Instruction:
Find the lines with the string "министерства" and return them.

Provided data:
================
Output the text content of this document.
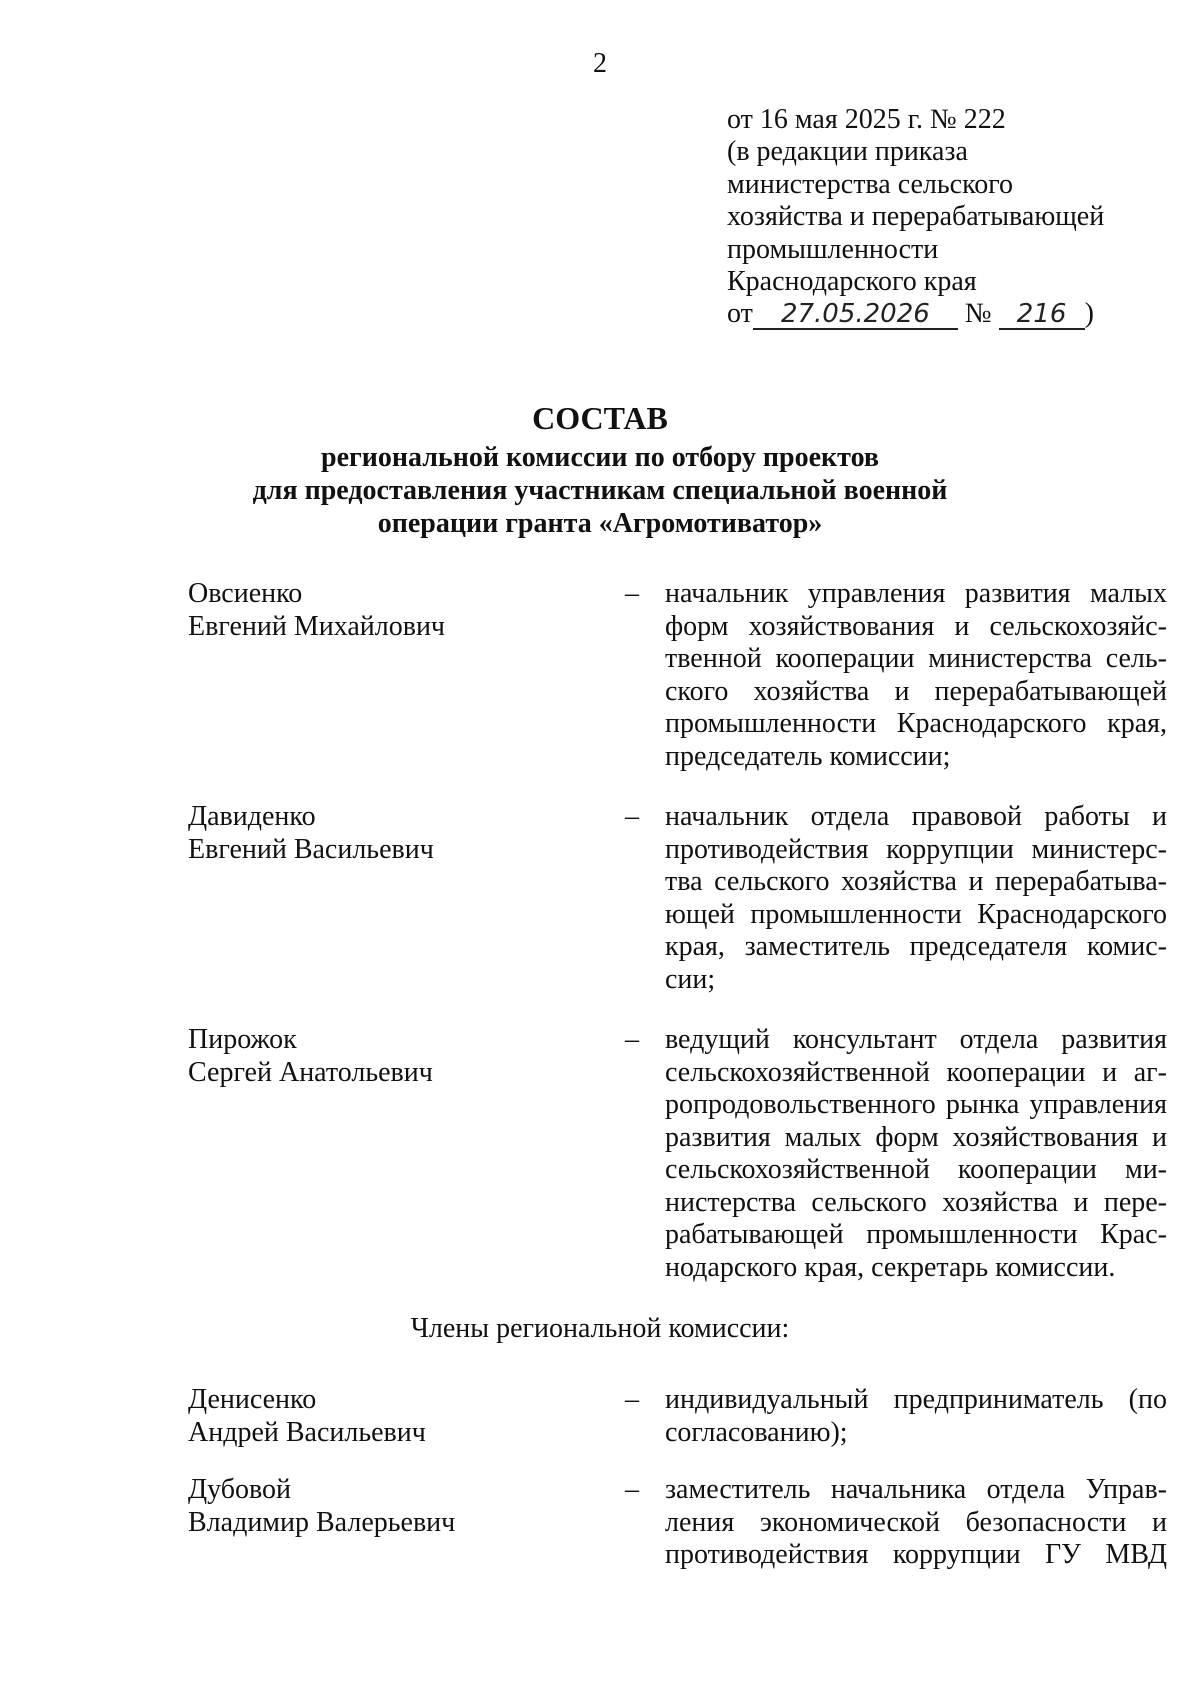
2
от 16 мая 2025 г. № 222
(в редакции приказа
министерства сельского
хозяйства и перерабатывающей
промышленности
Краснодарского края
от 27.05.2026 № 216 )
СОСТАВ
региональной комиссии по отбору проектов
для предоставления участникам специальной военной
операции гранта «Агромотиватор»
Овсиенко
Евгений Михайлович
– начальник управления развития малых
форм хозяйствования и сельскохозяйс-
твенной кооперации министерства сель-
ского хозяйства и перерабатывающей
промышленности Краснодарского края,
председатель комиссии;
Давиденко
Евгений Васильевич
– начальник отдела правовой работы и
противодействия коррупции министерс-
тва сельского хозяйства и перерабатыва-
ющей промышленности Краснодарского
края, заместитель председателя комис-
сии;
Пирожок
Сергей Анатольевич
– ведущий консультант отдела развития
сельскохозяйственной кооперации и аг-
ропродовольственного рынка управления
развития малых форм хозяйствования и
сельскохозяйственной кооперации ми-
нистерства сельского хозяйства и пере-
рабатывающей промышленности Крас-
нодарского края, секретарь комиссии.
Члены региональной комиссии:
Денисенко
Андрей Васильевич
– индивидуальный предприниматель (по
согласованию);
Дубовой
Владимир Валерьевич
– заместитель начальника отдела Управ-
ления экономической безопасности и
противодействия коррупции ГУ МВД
================
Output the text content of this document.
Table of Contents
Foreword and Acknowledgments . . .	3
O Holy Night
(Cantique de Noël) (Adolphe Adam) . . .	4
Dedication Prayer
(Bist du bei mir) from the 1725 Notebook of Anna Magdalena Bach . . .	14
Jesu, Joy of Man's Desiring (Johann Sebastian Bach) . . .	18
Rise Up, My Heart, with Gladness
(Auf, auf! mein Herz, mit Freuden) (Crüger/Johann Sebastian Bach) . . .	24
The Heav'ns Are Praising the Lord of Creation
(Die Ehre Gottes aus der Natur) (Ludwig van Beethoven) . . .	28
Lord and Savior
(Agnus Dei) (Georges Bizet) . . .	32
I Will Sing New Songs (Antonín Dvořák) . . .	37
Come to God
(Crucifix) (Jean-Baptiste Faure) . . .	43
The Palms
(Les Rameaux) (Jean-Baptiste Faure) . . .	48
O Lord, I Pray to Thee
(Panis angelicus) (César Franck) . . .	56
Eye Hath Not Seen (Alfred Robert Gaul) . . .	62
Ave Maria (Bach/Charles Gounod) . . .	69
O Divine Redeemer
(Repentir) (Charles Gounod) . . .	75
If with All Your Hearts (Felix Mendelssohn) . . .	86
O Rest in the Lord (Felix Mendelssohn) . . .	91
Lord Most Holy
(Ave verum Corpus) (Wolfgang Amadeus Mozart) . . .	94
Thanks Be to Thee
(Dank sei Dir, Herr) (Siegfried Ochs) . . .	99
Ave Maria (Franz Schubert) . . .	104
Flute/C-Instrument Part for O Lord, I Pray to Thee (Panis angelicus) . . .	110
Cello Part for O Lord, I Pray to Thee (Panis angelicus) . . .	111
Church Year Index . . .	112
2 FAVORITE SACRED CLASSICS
================
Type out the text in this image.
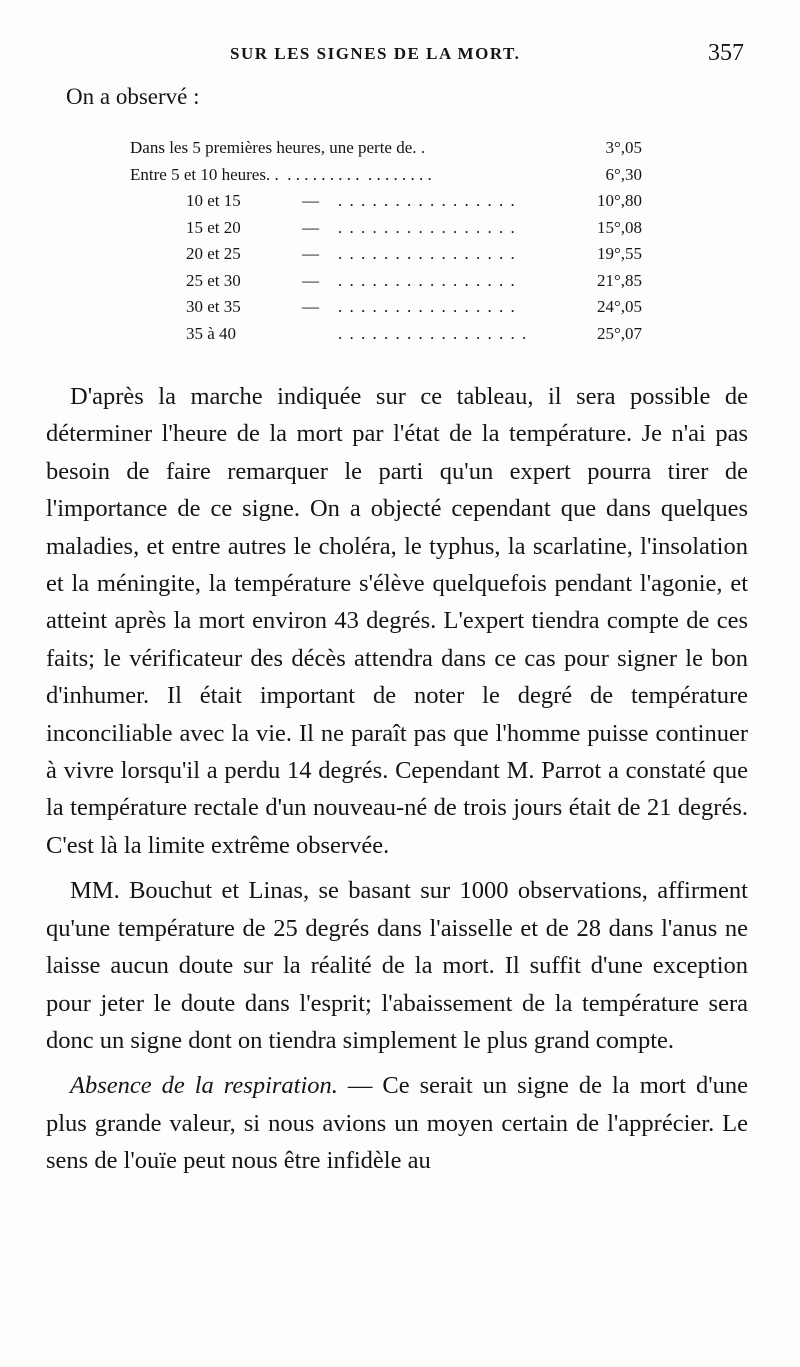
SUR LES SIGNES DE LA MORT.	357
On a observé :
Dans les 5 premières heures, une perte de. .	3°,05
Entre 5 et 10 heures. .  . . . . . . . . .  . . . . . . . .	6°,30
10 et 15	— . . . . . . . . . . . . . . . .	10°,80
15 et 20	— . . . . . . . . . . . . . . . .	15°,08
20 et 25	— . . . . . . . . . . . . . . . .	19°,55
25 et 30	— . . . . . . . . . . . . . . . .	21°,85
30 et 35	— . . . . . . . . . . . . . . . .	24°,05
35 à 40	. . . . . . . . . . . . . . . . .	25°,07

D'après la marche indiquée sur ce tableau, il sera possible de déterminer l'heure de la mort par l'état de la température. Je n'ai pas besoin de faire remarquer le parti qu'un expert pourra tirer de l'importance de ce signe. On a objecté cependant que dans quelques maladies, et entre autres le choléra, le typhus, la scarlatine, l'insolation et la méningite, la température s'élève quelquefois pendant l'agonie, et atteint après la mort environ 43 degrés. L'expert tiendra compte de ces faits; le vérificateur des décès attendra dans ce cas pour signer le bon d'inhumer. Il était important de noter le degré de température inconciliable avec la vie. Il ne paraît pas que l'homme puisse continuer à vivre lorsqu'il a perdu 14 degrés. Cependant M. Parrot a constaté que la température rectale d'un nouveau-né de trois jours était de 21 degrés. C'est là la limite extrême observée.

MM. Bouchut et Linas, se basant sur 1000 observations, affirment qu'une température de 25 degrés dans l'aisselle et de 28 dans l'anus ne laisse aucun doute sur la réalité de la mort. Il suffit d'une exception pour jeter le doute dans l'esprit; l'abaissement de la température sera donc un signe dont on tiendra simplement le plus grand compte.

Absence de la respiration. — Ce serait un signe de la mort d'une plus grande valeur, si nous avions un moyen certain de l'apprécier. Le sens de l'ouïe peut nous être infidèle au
================
Result for this exercise:
министерства сельского
твенной кооперации министерства сель-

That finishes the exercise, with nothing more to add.